Stored records:
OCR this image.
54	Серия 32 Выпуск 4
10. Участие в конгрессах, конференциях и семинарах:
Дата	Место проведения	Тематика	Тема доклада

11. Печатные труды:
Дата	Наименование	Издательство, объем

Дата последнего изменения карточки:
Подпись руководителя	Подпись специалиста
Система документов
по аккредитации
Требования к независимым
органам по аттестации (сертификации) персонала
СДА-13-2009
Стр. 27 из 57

WHAT TO PRODUCE:
Output the entries exactly.

THE SOLUTION:
OCR this image.
54	Серия 32 Выпуск 4
10. Участие в конгрессах, конференциях и семинарах:
Дата	Место проведения	Тематика	Тема доклада

11. Печатные труды:
Дата	Наименование	Издательство, объем

Дата последнего изменения карточки:
Подпись руководителя	Подпись специалиста
Система документов
по аккредитации
Требования к независимым
органам по аттестации (сертификации) персонала
СДА-13-2009
Стр. 27 из 57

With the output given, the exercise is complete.